• SET TASK:
Pull out each line in the items below that contains the word "Privacy".

Data items:
=======
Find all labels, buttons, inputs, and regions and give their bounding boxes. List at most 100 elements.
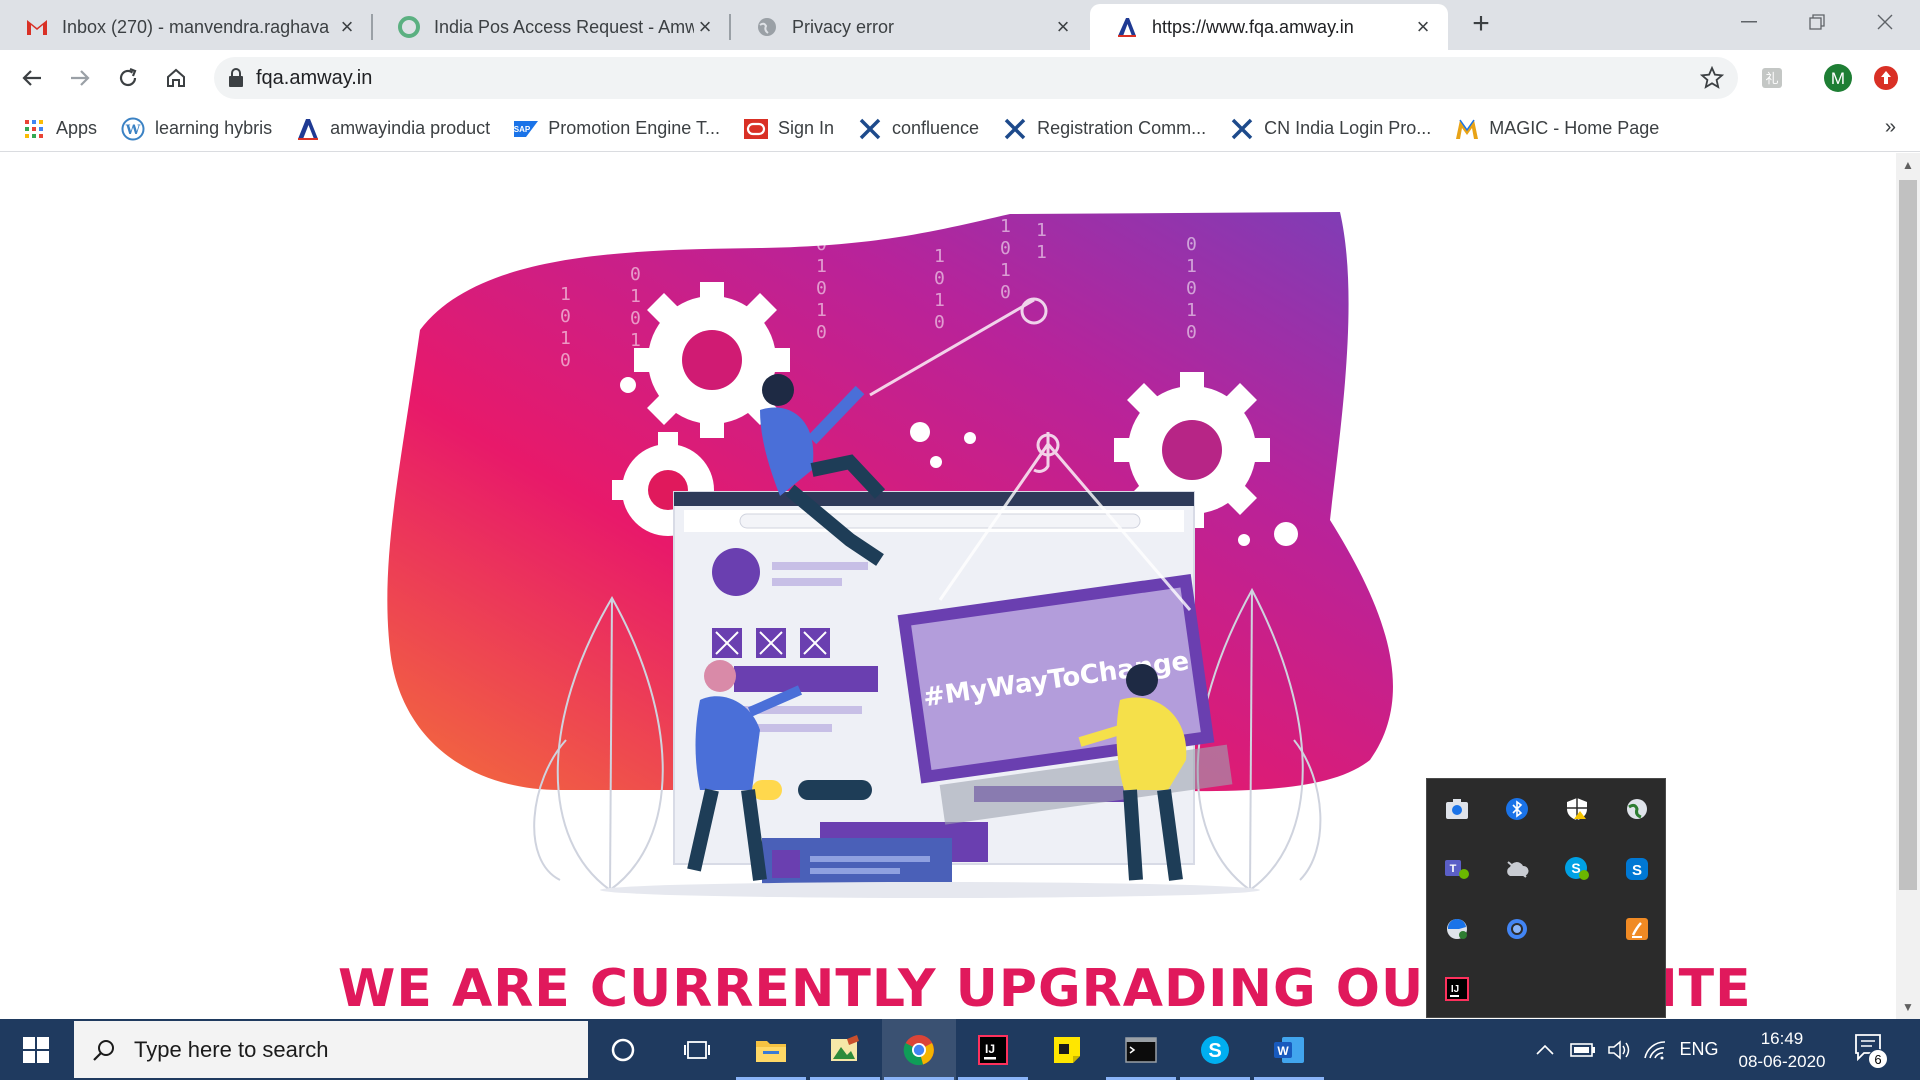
bookmark-promotion-engine[interactable]: SAP Promotion Engine T... [514, 117, 720, 141]
reload-button[interactable] [112, 62, 144, 94]
bookmark-apps[interactable]: Apps [22, 117, 97, 141]
wifi-icon[interactable] [1640, 1019, 1670, 1080]
file-explorer-icon[interactable] [734, 1019, 808, 1080]
start-button[interactable] [0, 1019, 72, 1080]
svg-text:0: 0 [1000, 238, 1011, 259]
svg-text:礼: 礼 [1765, 71, 1778, 87]
address-bar[interactable]: fqa.amway.in [214, 57, 1738, 99]
bookmark-registration[interactable]: Registration Comm... [1003, 117, 1206, 141]
tab-privacy-error[interactable]: Privacy error × [730, 4, 1088, 50]
volume-icon[interactable] [1604, 1019, 1634, 1080]
update-icon[interactable] [1870, 62, 1902, 94]
search-icon [93, 1039, 114, 1061]
bookmark-cn-india-login[interactable]: CN India Login Pro... [1230, 117, 1431, 141]
svg-text:W: W [1277, 1044, 1289, 1058]
close-icon[interactable]: × [1052, 16, 1074, 38]
new-tab-button[interactable]: + [1466, 9, 1496, 40]
extension-icon[interactable]: 礼 [1756, 62, 1788, 94]
svg-text:W: W [125, 123, 141, 138]
task-view-icon[interactable] [660, 1019, 734, 1080]
battery-icon[interactable] [1568, 1019, 1598, 1080]
reload-icon [119, 67, 137, 87]
taskbar-search-input[interactable]: Type here to search [74, 1021, 588, 1078]
arrow-left-icon [22, 70, 41, 86]
arrow-right-icon [71, 70, 90, 86]
close-icon[interactable]: × [694, 16, 716, 38]
svg-text:1: 1 [934, 246, 945, 267]
cortana-icon[interactable] [586, 1019, 660, 1080]
skype-icon[interactable]: S [1178, 1019, 1252, 1080]
globe-sync-icon[interactable] [1621, 793, 1653, 825]
svg-text:1: 1 [560, 284, 571, 305]
lock-icon [229, 68, 243, 87]
intellij-icon[interactable]: IJ [956, 1019, 1030, 1080]
forward-button[interactable] [64, 62, 96, 94]
bookmark-magic-home[interactable]: MAGIC - Home Page [1455, 117, 1659, 141]
tab-title: Privacy error [792, 16, 895, 37]
action-center-button[interactable]: 6 [1854, 1033, 1888, 1069]
bookmark-label: confluence [892, 118, 980, 138]
bookmark-sign-in[interactable]: Sign In [743, 117, 834, 141]
minimize-button[interactable] [1714, 0, 1784, 44]
close-icon[interactable]: × [1412, 16, 1434, 38]
tab-title: https://www.fqa.amway.in [1152, 16, 1354, 37]
search-placeholder: Type here to search [134, 1036, 329, 1062]
scroll-up-arrow-icon[interactable]: ▲ [1900, 158, 1916, 174]
close-window-button[interactable] [1850, 0, 1920, 44]
word-icon[interactable]: W [1252, 1019, 1326, 1080]
hashtag-sign: #MyWayToChange [897, 573, 1233, 825]
image-editor-icon[interactable] [808, 1019, 882, 1080]
skype-business-icon[interactable]: S [1561, 853, 1593, 885]
scroll-down-arrow-icon[interactable]: ▼ [1900, 1000, 1916, 1016]
sticky-notes-icon[interactable] [1030, 1019, 1104, 1080]
skype-icon[interactable]: S [1621, 853, 1653, 885]
notification-count-badge: 6 [1868, 1049, 1888, 1069]
java-update-icon[interactable] [1621, 913, 1653, 945]
terminal-icon[interactable] [1104, 1019, 1178, 1080]
bookmarks-overflow-button[interactable]: » [1885, 116, 1896, 139]
profile-avatar[interactable]: M [1822, 62, 1854, 94]
chrome-icon[interactable] [882, 1019, 956, 1080]
home-button[interactable] [160, 62, 192, 94]
chrome-remote-icon[interactable] [1501, 913, 1533, 945]
tab-amway-active[interactable]: https://www.fqa.amway.in × [1090, 4, 1448, 50]
intellij-icon[interactable]: IJ [1441, 973, 1473, 1005]
bookmark-star-icon[interactable] [1699, 65, 1725, 95]
svg-text:0: 0 [1186, 322, 1197, 343]
system-clock[interactable]: 16:49 08-06-2020 [1730, 1027, 1834, 1073]
bookmark-amwayindia-product[interactable]: amwayindia product [296, 117, 490, 141]
edge-sync-icon[interactable] [1441, 913, 1473, 945]
teams-icon[interactable]: T [1441, 853, 1473, 885]
svg-text:1: 1 [1186, 300, 1197, 321]
close-icon[interactable]: × [336, 16, 358, 38]
svg-text:0: 0 [816, 322, 827, 343]
tab-title: India Pos Access Request - Amwa [434, 16, 694, 37]
security-shield-icon[interactable] [1561, 793, 1593, 825]
magic-m-icon [1455, 117, 1479, 141]
globe-icon [756, 16, 778, 38]
back-button[interactable] [16, 62, 48, 94]
svg-text:1: 1 [816, 256, 827, 277]
restore-button[interactable] [1782, 0, 1852, 44]
onedrive-icon[interactable] [1501, 853, 1533, 885]
bluetooth-icon[interactable] [1501, 793, 1533, 825]
tab-gmail[interactable]: Inbox (270) - manvendra.raghava × [0, 4, 372, 50]
oracle-icon [743, 117, 768, 141]
bookmark-label: Sign In [777, 118, 834, 138]
bookmark-label: amwayindia product [330, 118, 491, 138]
svg-text:T: T [1450, 863, 1457, 875]
show-hidden-icons-chevron-icon[interactable] [1532, 1019, 1558, 1080]
svg-text:0: 0 [934, 312, 945, 333]
bookmark-confluence[interactable]: confluence [858, 117, 979, 141]
tab-india-pos[interactable]: India Pos Access Request - Amwa × [372, 4, 730, 50]
scrollbar-thumb[interactable] [1899, 180, 1917, 890]
camera-app-icon[interactable] [1441, 793, 1473, 825]
bookmark-label: Apps [56, 118, 98, 138]
bookmark-label: Promotion Engine T... [548, 118, 720, 138]
language-indicator[interactable]: ENG [1676, 1019, 1722, 1080]
sap-icon: SAP [514, 117, 539, 141]
bookmark-label: learning hybris [155, 118, 273, 138]
tab-title: Inbox (270) - manvendra.raghava [62, 16, 330, 37]
bookmark-learning-hybris[interactable]: W learning hybris [121, 117, 272, 141]
home-icon [167, 68, 185, 87]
=======
• FINISHED ANSWER:
tab-privacy-error[interactable]: Privacy error × [730, 4, 1088, 50]
tab-title: Privacy error [792, 16, 895, 37]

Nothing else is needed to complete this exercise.